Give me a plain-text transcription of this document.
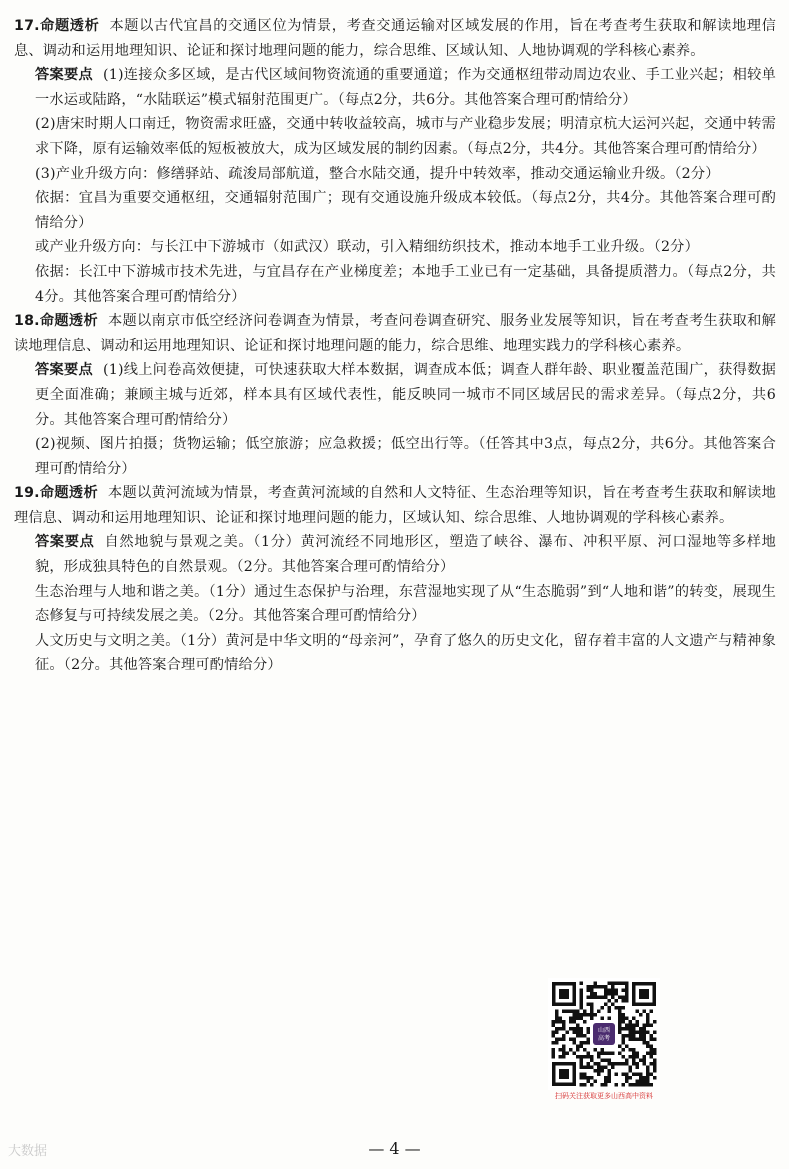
17.命题透析 本题以古代宜昌的交通区位为情景，考查交通运输对区域发展的作用，旨在考查考生获取和解读地理信息、调动和运用地理知识、论证和探讨地理问题的能力，综合思维、区域认知、人地协调观的学科核心素养。

答案要点 (1)连接众多区域，是古代区域间物资流通的重要通道；作为交通枢纽带动周边农业、手工业兴起；相较单一水运或陆路，“水陆联运”模式辐射范围更广。（每点2分，共6分。其他答案合理可酌情给分）

(2)唐宋时期人口南迁，物资需求旺盛，交通中转收益较高，城市与产业稳步发展；明清京杭大运河兴起，交通中转需求下降，原有运输效率低的短板被放大，成为区域发展的制约因素。（每点2分，共4分。其他答案合理可酌情给分）

(3)产业升级方向：修缮驿站、疏浚局部航道，整合水陆交通，提升中转效率，推动交通运输业升级。（2分）

依据：宜昌为重要交通枢纽，交通辐射范围广；现有交通设施升级成本较低。（每点2分，共4分。其他答案合理可酌情给分）

或产业升级方向：与长江中下游城市（如武汉）联动，引入精细纺织技术，推动本地手工业升级。（2分）

依据：长江中下游城市技术先进，与宜昌存在产业梯度差；本地手工业已有一定基础，具备提质潜力。（每点2分，共4分。其他答案合理可酌情给分）

18.命题透析 本题以南京市低空经济问卷调查为情景，考查问卷调查研究、服务业发展等知识，旨在考查考生获取和解读地理信息、调动和运用地理知识、论证和探讨地理问题的能力，综合思维、地理实践力的学科核心素养。

答案要点 (1)线上问卷高效便捷，可快速获取大样本数据，调查成本低；调查人群年龄、职业覆盖范围广，获得数据更全面准确；兼顾主城与近郊，样本具有区域代表性，能反映同一城市不同区域居民的需求差异。（每点2分，共6分。其他答案合理可酌情给分）

(2)视频、图片拍摄；货物运输；低空旅游；应急救援；低空出行等。（任答其中3点，每点2分，共6分。其他答案合理可酌情给分）

19.命题透析 本题以黄河流域为情景，考查黄河流域的自然和人文特征、生态治理等知识，旨在考查考生获取和解读地理信息、调动和运用地理知识、论证和探讨地理问题的能力，区域认知、综合思维、人地协调观的学科核心素养。

答案要点 自然地貌与景观之美。（1分）黄河流经不同地形区，塑造了峡谷、瀑布、冲积平原、河口湿地等多样地貌，形成独具特色的自然景观。（2分。其他答案合理可酌情给分）

生态治理与人地和谐之美。（1分）通过生态保护与治理，东营湿地实现了从“生态脆弱”到“人地和谐”的转变，展现生态修复与可持续发展之美。（2分。其他答案合理可酌情给分）

人文历史与文明之美。（1分）黄河是中华文明的“母亲河”，孕育了悠久的历史文化，留存着丰富的人文遗产与精神象征。（2分。其他答案合理可酌情给分）

山西
高考
扫码关注获取更多山西高中资料
— 4 —
大数据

++++++++++

Given request —
Copy every entry exactly as written. Pictures are excluded.

Response to this exercise —
Give me a plain-text transcription of this document.
17.命题透析 本题以古代宜昌的交通区位为情景，考查交通运输对区域发展的作用，旨在考查考生获取和解读地理信息、调动和运用地理知识、论证和探讨地理问题的能力，综合思维、区域认知、人地协调观的学科核心素养。

答案要点 (1)连接众多区域，是古代区域间物资流通的重要通道；作为交通枢纽带动周边农业、手工业兴起；相较单一水运或陆路，“水陆联运”模式辐射范围更广。（每点2分，共6分。其他答案合理可酌情给分）

(2)唐宋时期人口南迁，物资需求旺盛，交通中转收益较高，城市与产业稳步发展；明清京杭大运河兴起，交通中转需求下降，原有运输效率低的短板被放大，成为区域发展的制约因素。（每点2分，共4分。其他答案合理可酌情给分）

(3)产业升级方向：修缮驿站、疏浚局部航道，整合水陆交通，提升中转效率，推动交通运输业升级。（2分）

依据：宜昌为重要交通枢纽，交通辐射范围广；现有交通设施升级成本较低。（每点2分，共4分。其他答案合理可酌情给分）

或产业升级方向：与长江中下游城市（如武汉）联动，引入精细纺织技术，推动本地手工业升级。（2分）

依据：长江中下游城市技术先进，与宜昌存在产业梯度差；本地手工业已有一定基础，具备提质潜力。（每点2分，共4分。其他答案合理可酌情给分）

18.命题透析 本题以南京市低空经济问卷调查为情景，考查问卷调查研究、服务业发展等知识，旨在考查考生获取和解读地理信息、调动和运用地理知识、论证和探讨地理问题的能力，综合思维、地理实践力的学科核心素养。

答案要点 (1)线上问卷高效便捷，可快速获取大样本数据，调查成本低；调查人群年龄、职业覆盖范围广，获得数据更全面准确；兼顾主城与近郊，样本具有区域代表性，能反映同一城市不同区域居民的需求差异。（每点2分，共6分。其他答案合理可酌情给分）

(2)视频、图片拍摄；货物运输；低空旅游；应急救援；低空出行等。（任答其中3点，每点2分，共6分。其他答案合理可酌情给分）

19.命题透析 本题以黄河流域为情景，考查黄河流域的自然和人文特征、生态治理等知识，旨在考查考生获取和解读地理信息、调动和运用地理知识、论证和探讨地理问题的能力，区域认知、综合思维、人地协调观的学科核心素养。

答案要点 自然地貌与景观之美。（1分）黄河流经不同地形区，塑造了峡谷、瀑布、冲积平原、河口湿地等多样地貌，形成独具特色的自然景观。（2分。其他答案合理可酌情给分）

生态治理与人地和谐之美。（1分）通过生态保护与治理，东营湿地实现了从“生态脆弱”到“人地和谐”的转变，展现生态修复与可持续发展之美。（2分。其他答案合理可酌情给分）

人文历史与文明之美。（1分）黄河是中华文明的“母亲河”，孕育了悠久的历史文化，留存着丰富的人文遗产与精神象征。（2分。其他答案合理可酌情给分）

山西
高考
扫码关注获取更多山西高中资料
— 4 —
大数据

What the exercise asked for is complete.